[Stored data]
- - - -

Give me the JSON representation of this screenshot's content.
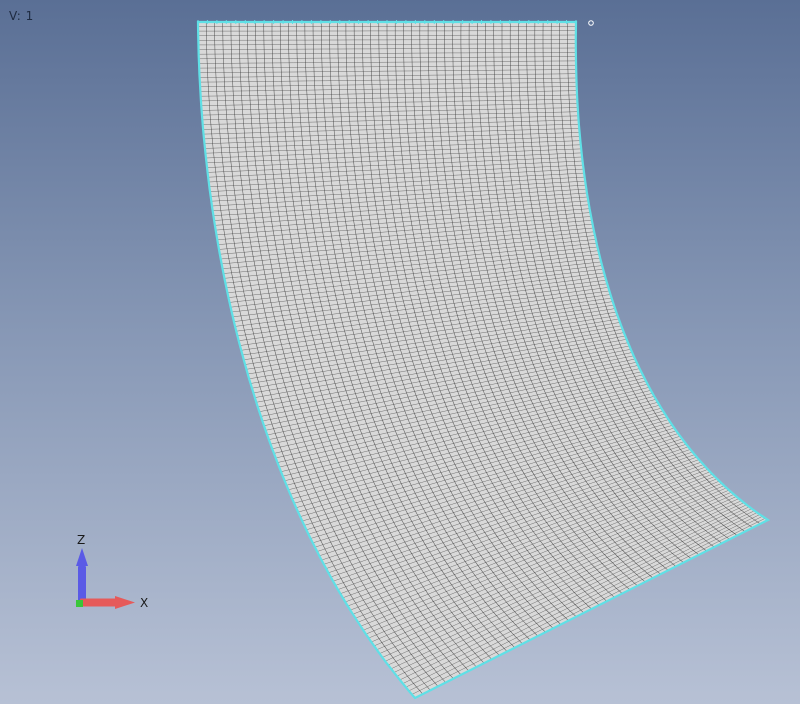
{
  "viewport": {
    "view_label": "V: 1"
  },
  "triad": {
    "z_label": "Z",
    "x_label": "X",
    "z_color": "#5a5ae6",
    "x_color": "#e65a5a",
    "origin_color": "#39c639"
  },
  "surface": {
    "edge_color": "#5fe0e6",
    "mesh_color": "#3a3a3a",
    "fill_color": "#d9d9d9"
  }
}
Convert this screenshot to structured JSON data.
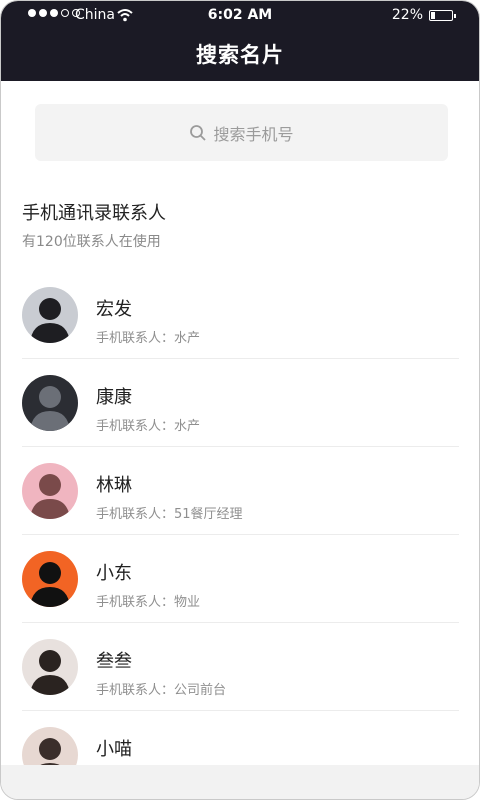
{
  "status_bar": {
    "carrier": "China",
    "time": "6:02 AM",
    "battery_text": "22%",
    "battery_level": 0.22
  },
  "header": {
    "title": "搜索名片"
  },
  "search": {
    "placeholder": "搜索手机号",
    "icon": "search-icon"
  },
  "section": {
    "title": "手机通讯录联系人",
    "subtitle": "有120位联系人在使用"
  },
  "contacts": [
    {
      "name": "宏发",
      "meta": "手机联系人：水产",
      "avatar_colors": [
        "#c9ccd2",
        "#1e1e22"
      ]
    },
    {
      "name": "康康",
      "meta": "手机联系人：水产",
      "avatar_colors": [
        "#2b2d33",
        "#6b6f77"
      ]
    },
    {
      "name": "林琳",
      "meta": "手机联系人：51餐厅经理",
      "avatar_colors": [
        "#f0b5c0",
        "#7a4a4a"
      ]
    },
    {
      "name": "小东",
      "meta": "手机联系人：物业",
      "avatar_colors": [
        "#f26424",
        "#111111"
      ]
    },
    {
      "name": "叁叁",
      "meta": "手机联系人：公司前台",
      "avatar_colors": [
        "#e8e1de",
        "#2a2320"
      ]
    },
    {
      "name": "小喵",
      "meta": "",
      "avatar_colors": [
        "#e7d8d2",
        "#3a2e2b"
      ]
    }
  ]
}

- - - -

◆ Your task: Return the listing above in full and without alteration, excluding its pictures.

◆ Response:
Give me the JSON representation of this screenshot's content.
{
  "viewport": {
    "view_label": "V: 1"
  },
  "triad": {
    "z_label": "Z",
    "x_label": "X",
    "z_color": "#5a5ae6",
    "x_color": "#e65a5a",
    "origin_color": "#39c639"
  },
  "surface": {
    "edge_color": "#5fe0e6",
    "mesh_color": "#3a3a3a",
    "fill_color": "#d9d9d9"
  }
}
Convert this screenshot to structured JSON data.
{
  "status_bar": {
    "carrier": "China",
    "time": "6:02 AM",
    "battery_text": "22%",
    "battery_level": 0.22
  },
  "header": {
    "title": "搜索名片"
  },
  "search": {
    "placeholder": "搜索手机号",
    "icon": "search-icon"
  },
  "section": {
    "title": "手机通讯录联系人",
    "subtitle": "有120位联系人在使用"
  },
  "contacts": [
    {
      "name": "宏发",
      "meta": "手机联系人：水产",
      "avatar_colors": [
        "#c9ccd2",
        "#1e1e22"
      ]
    },
    {
      "name": "康康",
      "meta": "手机联系人：水产",
      "avatar_colors": [
        "#2b2d33",
        "#6b6f77"
      ]
    },
    {
      "name": "林琳",
      "meta": "手机联系人：51餐厅经理",
      "avatar_colors": [
        "#f0b5c0",
        "#7a4a4a"
      ]
    },
    {
      "name": "小东",
      "meta": "手机联系人：物业",
      "avatar_colors": [
        "#f26424",
        "#111111"
      ]
    },
    {
      "name": "叁叁",
      "meta": "手机联系人：公司前台",
      "avatar_colors": [
        "#e8e1de",
        "#2a2320"
      ]
    },
    {
      "name": "小喵",
      "meta": "",
      "avatar_colors": [
        "#e7d8d2",
        "#3a2e2b"
      ]
    }
  ]
}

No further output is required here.